INFORMATION PROVIDED
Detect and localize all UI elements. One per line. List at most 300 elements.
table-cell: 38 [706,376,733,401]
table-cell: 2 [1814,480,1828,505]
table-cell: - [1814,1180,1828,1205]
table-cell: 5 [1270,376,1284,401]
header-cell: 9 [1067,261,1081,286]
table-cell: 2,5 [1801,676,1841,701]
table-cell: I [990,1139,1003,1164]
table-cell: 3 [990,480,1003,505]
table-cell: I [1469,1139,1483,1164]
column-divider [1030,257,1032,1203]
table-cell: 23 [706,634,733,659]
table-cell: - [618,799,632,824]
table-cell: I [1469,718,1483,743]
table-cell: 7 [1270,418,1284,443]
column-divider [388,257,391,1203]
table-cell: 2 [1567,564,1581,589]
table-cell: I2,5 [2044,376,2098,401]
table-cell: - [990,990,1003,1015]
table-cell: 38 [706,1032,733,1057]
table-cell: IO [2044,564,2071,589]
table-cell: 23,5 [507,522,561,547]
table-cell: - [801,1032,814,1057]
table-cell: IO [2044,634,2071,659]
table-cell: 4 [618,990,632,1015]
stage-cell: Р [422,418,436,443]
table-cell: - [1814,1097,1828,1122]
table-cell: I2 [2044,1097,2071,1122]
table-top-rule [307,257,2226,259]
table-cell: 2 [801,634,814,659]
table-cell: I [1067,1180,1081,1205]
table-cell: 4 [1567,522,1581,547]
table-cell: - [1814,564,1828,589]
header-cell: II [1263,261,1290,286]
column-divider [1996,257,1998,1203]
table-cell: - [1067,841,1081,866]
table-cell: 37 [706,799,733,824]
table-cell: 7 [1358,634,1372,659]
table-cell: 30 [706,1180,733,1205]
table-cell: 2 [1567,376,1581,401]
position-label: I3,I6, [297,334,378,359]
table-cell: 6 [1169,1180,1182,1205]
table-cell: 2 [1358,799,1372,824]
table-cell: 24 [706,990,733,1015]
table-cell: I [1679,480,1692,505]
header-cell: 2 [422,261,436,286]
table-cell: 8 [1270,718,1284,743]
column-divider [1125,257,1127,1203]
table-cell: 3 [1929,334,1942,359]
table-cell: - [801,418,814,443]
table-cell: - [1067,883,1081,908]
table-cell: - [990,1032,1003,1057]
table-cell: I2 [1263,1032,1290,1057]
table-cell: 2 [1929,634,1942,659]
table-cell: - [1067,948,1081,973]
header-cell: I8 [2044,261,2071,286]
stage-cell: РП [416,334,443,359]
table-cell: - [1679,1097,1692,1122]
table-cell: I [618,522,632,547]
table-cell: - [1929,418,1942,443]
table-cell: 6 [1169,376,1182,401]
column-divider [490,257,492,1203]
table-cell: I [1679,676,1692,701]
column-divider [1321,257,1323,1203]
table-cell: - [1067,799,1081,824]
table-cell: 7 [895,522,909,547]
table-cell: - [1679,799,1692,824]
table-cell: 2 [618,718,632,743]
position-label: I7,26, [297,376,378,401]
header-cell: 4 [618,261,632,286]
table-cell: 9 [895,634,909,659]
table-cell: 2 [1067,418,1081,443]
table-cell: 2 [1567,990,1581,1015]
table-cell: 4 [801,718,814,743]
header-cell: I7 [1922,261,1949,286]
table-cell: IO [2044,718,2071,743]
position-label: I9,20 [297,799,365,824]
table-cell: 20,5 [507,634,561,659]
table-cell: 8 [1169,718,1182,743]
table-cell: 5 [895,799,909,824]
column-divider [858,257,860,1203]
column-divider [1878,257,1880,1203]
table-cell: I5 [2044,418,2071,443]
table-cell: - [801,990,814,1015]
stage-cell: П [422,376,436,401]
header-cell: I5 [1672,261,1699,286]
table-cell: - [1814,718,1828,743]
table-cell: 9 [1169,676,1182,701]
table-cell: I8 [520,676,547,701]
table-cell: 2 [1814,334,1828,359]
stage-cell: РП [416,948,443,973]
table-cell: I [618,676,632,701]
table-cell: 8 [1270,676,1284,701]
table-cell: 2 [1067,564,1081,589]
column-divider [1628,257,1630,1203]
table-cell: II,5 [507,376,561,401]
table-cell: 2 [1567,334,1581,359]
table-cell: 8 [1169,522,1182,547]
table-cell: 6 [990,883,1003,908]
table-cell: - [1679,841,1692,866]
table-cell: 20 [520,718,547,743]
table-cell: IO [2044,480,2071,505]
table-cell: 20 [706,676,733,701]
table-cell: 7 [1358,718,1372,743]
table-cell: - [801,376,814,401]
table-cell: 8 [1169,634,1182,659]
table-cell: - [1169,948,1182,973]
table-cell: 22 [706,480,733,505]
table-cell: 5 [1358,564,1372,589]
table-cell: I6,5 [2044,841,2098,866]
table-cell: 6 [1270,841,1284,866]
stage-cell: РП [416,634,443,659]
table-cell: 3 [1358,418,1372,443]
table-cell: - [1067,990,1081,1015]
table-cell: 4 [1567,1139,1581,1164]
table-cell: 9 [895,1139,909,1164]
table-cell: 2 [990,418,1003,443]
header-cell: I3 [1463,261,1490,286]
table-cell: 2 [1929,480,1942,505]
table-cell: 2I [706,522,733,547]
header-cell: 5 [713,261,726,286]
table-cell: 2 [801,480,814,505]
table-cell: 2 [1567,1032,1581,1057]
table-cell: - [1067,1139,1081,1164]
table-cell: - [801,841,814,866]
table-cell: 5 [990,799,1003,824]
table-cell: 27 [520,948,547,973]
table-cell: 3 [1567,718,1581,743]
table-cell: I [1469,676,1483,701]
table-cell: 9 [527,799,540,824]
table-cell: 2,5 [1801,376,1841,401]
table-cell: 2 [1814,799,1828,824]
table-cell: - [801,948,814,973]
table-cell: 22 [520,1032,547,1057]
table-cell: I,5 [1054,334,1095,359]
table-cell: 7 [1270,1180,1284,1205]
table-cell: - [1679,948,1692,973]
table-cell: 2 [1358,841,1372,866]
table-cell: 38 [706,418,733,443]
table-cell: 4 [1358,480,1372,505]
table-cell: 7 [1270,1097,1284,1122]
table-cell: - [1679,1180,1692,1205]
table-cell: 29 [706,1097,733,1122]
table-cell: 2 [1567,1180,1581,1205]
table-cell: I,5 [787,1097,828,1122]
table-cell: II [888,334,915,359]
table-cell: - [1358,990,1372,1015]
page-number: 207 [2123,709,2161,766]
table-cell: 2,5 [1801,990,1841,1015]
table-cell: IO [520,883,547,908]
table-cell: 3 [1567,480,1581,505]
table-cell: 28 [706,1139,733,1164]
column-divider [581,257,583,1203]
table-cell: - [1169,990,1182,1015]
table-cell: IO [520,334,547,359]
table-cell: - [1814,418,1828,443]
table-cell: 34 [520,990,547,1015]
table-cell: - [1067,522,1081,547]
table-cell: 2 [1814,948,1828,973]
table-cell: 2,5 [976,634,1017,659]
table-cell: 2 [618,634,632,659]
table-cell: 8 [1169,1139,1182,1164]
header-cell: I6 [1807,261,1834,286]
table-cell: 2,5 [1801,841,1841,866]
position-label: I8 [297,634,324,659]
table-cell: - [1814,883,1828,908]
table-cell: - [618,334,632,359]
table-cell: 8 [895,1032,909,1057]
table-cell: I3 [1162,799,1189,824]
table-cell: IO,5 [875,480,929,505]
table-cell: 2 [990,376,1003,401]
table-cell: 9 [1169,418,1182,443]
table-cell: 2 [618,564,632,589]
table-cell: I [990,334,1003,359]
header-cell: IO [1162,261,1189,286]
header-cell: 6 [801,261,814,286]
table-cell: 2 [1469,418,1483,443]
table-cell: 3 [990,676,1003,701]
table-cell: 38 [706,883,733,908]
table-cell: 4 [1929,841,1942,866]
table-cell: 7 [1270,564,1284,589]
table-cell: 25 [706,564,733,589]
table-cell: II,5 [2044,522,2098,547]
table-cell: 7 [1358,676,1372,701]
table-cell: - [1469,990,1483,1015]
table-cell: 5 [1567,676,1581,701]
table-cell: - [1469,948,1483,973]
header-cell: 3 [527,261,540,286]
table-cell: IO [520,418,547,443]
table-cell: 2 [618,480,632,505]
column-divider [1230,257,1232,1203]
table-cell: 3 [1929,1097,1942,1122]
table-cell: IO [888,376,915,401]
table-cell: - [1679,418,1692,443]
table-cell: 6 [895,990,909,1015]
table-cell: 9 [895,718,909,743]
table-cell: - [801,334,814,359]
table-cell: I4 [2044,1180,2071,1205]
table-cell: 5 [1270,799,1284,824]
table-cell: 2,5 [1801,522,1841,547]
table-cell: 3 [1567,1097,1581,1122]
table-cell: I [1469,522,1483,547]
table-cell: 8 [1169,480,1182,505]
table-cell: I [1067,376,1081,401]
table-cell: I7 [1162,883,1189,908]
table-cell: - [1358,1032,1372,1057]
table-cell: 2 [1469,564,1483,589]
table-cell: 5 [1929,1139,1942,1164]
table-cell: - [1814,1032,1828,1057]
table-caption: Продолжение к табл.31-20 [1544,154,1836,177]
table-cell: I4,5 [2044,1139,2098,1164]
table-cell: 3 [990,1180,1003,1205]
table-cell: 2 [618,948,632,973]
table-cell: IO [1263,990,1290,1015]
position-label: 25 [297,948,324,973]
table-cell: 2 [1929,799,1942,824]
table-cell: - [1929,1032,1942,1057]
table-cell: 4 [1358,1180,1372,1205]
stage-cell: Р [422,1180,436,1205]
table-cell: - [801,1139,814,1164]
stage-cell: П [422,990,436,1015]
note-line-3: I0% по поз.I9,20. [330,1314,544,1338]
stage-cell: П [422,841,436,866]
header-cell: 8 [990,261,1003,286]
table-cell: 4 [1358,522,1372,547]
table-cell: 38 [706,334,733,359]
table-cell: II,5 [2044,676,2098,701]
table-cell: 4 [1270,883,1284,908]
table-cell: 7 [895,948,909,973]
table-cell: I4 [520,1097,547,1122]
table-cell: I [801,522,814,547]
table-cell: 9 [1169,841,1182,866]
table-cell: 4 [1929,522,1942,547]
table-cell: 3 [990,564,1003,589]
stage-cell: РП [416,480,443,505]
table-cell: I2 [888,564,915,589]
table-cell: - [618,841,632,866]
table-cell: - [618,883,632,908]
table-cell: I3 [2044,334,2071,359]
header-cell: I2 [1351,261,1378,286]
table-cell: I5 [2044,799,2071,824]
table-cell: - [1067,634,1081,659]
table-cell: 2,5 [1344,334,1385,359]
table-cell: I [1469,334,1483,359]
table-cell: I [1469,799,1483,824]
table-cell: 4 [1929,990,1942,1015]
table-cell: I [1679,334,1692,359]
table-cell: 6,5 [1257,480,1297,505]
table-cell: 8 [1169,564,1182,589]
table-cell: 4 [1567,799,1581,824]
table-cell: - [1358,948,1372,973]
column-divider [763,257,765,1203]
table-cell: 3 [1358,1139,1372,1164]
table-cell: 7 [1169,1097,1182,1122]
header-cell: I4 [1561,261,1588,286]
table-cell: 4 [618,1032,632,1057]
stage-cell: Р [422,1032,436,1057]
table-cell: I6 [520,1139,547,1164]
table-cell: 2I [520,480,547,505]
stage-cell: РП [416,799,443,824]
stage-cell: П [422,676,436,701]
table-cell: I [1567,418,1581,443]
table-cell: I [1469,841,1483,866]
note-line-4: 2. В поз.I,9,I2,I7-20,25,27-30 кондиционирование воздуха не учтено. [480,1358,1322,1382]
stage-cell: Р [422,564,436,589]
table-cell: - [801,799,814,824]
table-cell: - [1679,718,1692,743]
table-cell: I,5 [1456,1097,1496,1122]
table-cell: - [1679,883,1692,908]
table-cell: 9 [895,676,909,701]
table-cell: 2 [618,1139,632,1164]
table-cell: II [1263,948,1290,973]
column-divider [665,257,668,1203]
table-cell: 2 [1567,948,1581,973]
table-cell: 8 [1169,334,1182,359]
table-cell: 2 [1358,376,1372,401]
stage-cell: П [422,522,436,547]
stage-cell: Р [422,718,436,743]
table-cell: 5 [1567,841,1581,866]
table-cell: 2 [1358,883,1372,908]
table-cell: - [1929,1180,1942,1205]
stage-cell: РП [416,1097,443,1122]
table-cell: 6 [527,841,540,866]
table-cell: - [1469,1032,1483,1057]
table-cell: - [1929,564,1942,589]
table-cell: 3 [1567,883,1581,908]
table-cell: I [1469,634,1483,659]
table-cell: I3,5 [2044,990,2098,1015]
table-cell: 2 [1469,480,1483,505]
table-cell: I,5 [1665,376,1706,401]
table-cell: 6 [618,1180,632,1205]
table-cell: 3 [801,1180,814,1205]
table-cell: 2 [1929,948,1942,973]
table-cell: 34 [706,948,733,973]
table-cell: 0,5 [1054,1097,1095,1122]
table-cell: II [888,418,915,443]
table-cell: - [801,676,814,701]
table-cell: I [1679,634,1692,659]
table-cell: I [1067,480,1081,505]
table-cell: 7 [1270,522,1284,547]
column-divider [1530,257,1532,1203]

WRITTEN INSTRUCTION
Please convert the stretch from the start of the records through the line containing "header-cell: 2 [422,261,436,286]", both ends included, into a numbered list, leaving out any blank lines.

RESPONSE TO THE TASK
1. Detect and localize all UI elements. One per line. List at most 300 elements.
2. table-cell: 38 [706,376,733,401]
3. table-cell: 2 [1814,480,1828,505]
4. table-cell: - [1814,1180,1828,1205]
5. table-cell: 5 [1270,376,1284,401]
6. header-cell: 9 [1067,261,1081,286]
7. table-cell: 2,5 [1801,676,1841,701]
8. table-cell: I [990,1139,1003,1164]
9. table-cell: 3 [990,480,1003,505]
10. table-cell: I [1469,1139,1483,1164]
11. column-divider [1030,257,1032,1203]
12. table-cell: 23 [706,634,733,659]
13. table-cell: - [618,799,632,824]
14. table-cell: I [1469,718,1483,743]
15. table-cell: 7 [1270,418,1284,443]
16. column-divider [388,257,391,1203]
17. table-cell: 2 [1567,564,1581,589]
18. table-cell: I2,5 [2044,376,2098,401]
19. table-cell: - [990,990,1003,1015]
20. table-cell: 38 [706,1032,733,1057]
21. table-cell: IO [2044,564,2071,589]
22. table-cell: 23,5 [507,522,561,547]
23. table-cell: - [801,1032,814,1057]
24. table-cell: IO [2044,634,2071,659]
25. table-cell: 4 [618,990,632,1015]
26. stage-cell: Р [422,418,436,443]
27. table-cell: - [1814,1097,1828,1122]
28. table-cell: I2 [2044,1097,2071,1122]
29. table-top-rule [307,257,2226,259]
30. table-cell: 2 [801,634,814,659]
31. table-cell: I [1067,1180,1081,1205]
32. table-cell: 4 [1567,522,1581,547]
33. table-cell: - [1814,564,1828,589]
34. header-cell: II [1263,261,1290,286]
35. column-divider [1996,257,1998,1203]
36. table-cell: - [1067,841,1081,866]
37. table-cell: 37 [706,799,733,824]
38. table-cell: 7 [1358,634,1372,659]
39. table-cell: 30 [706,1180,733,1205]
40. table-cell: 2 [1567,376,1581,401]
41. position-label: I3,I6, [297,334,378,359]
42. table-cell: 6 [1169,1180,1182,1205]
43. table-cell: 2 [1358,799,1372,824]
44. table-cell: 24 [706,990,733,1015]
45. table-cell: I [1679,480,1692,505]
46. header-cell: 2 [422,261,436,286]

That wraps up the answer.